◆ Written task
Only the pictures are left out: repeat the rest of the entries exactly.

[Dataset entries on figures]
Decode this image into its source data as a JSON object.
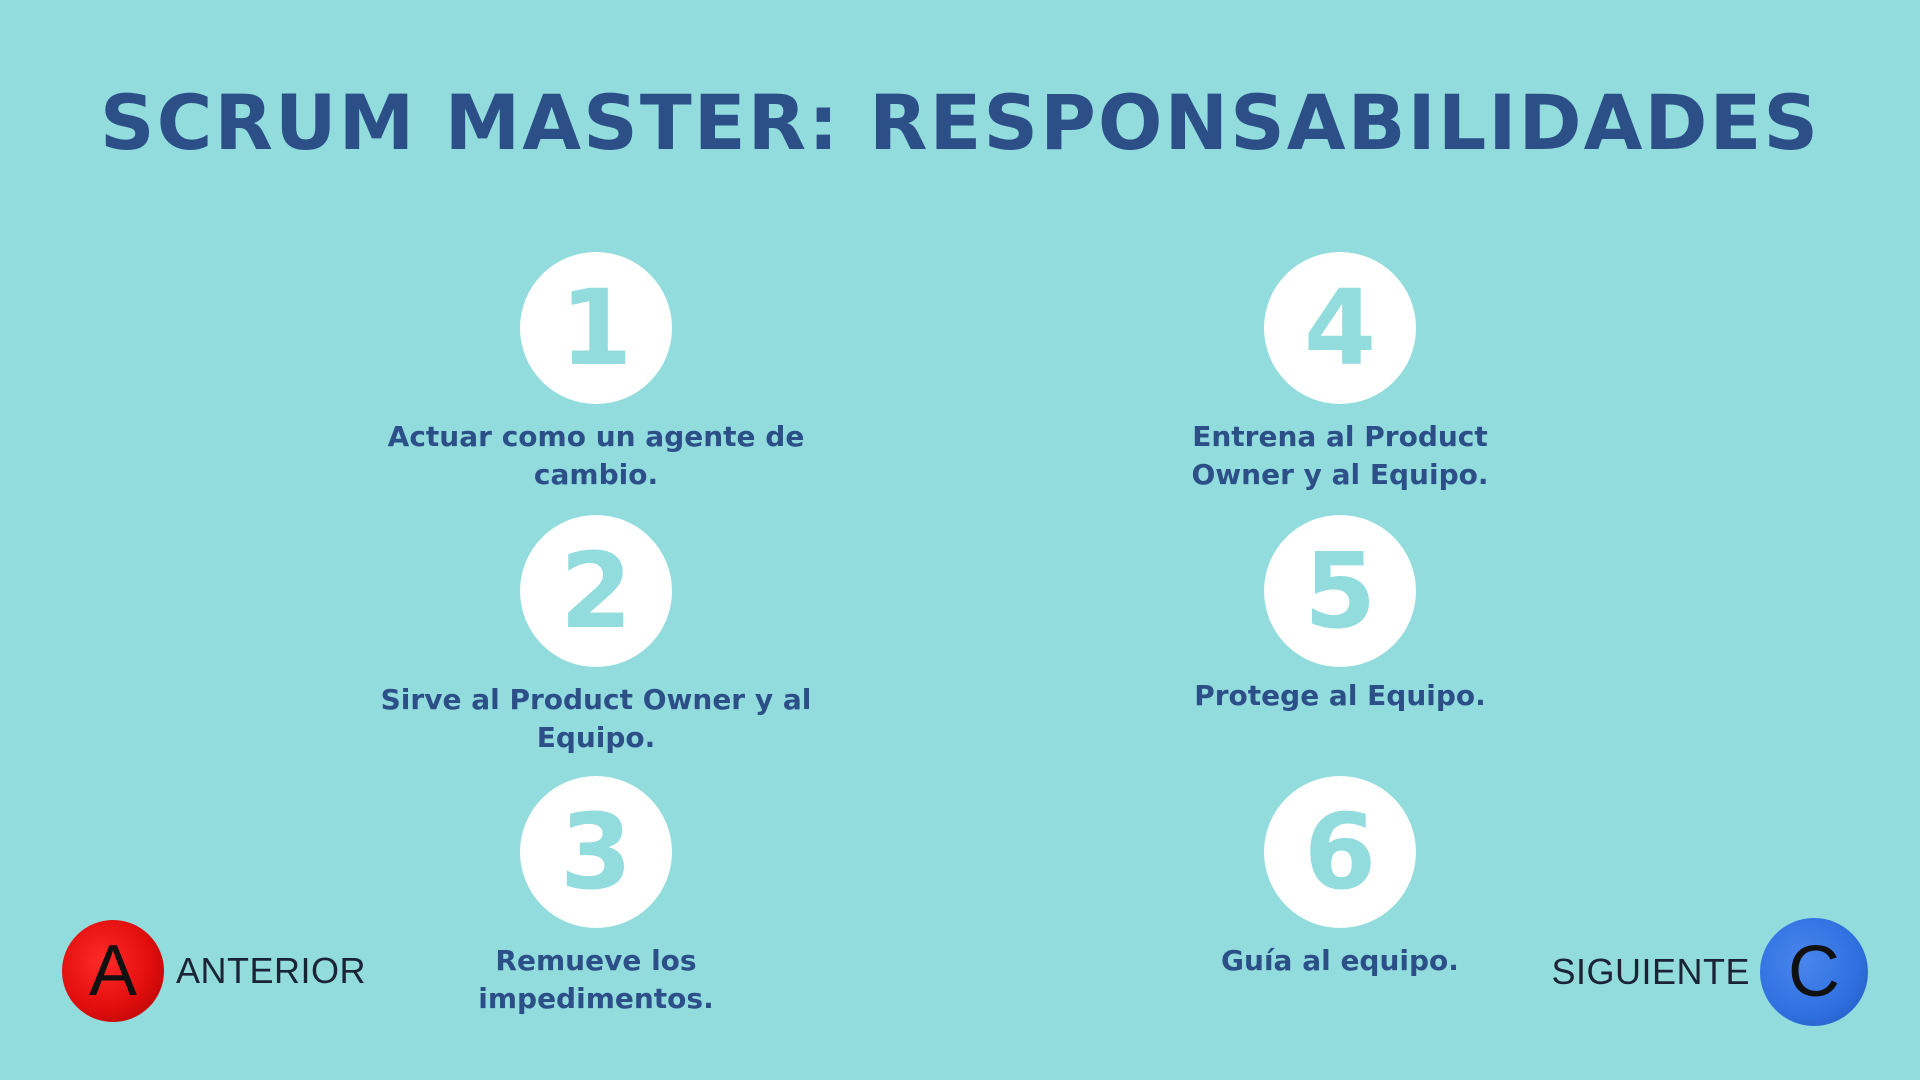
{
  "title": "SCRUM MASTER: RESPONSABILIDADES",
  "items": [
    {
      "number": "1",
      "text": "Actuar como un agente de cambio."
    },
    {
      "number": "2",
      "text": "Sirve al Product Owner y al Equipo."
    },
    {
      "number": "3",
      "text": "Remueve los impedimentos."
    },
    {
      "number": "4",
      "text": "Entrena al Product Owner y al Equipo."
    },
    {
      "number": "5",
      "text": "Protege al Equipo."
    },
    {
      "number": "6",
      "text": "Guía al equipo."
    }
  ],
  "nav": {
    "prev_icon": "A",
    "prev_label": "ANTERIOR",
    "next_icon": "C",
    "next_label": "SIGUIENTE"
  },
  "colors": {
    "background": "#92dcde",
    "text": "#2c4f88",
    "prev_button": "#e10e0e",
    "next_button": "#2f6fdf"
  }
}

◆ Expected answer
Decode this image into its source data as a JSON object.
{
  "title": "SCRUM MASTER: RESPONSABILIDADES",
  "items": [
    {
      "number": "1",
      "text": "Actuar como un agente de cambio."
    },
    {
      "number": "2",
      "text": "Sirve al Product Owner y al Equipo."
    },
    {
      "number": "3",
      "text": "Remueve los impedimentos."
    },
    {
      "number": "4",
      "text": "Entrena al Product Owner y al Equipo."
    },
    {
      "number": "5",
      "text": "Protege al Equipo."
    },
    {
      "number": "6",
      "text": "Guía al equipo."
    }
  ],
  "nav": {
    "prev_icon": "A",
    "prev_label": "ANTERIOR",
    "next_icon": "C",
    "next_label": "SIGUIENTE"
  },
  "colors": {
    "background": "#92dcde",
    "text": "#2c4f88",
    "prev_button": "#e10e0e",
    "next_button": "#2f6fdf"
  }
}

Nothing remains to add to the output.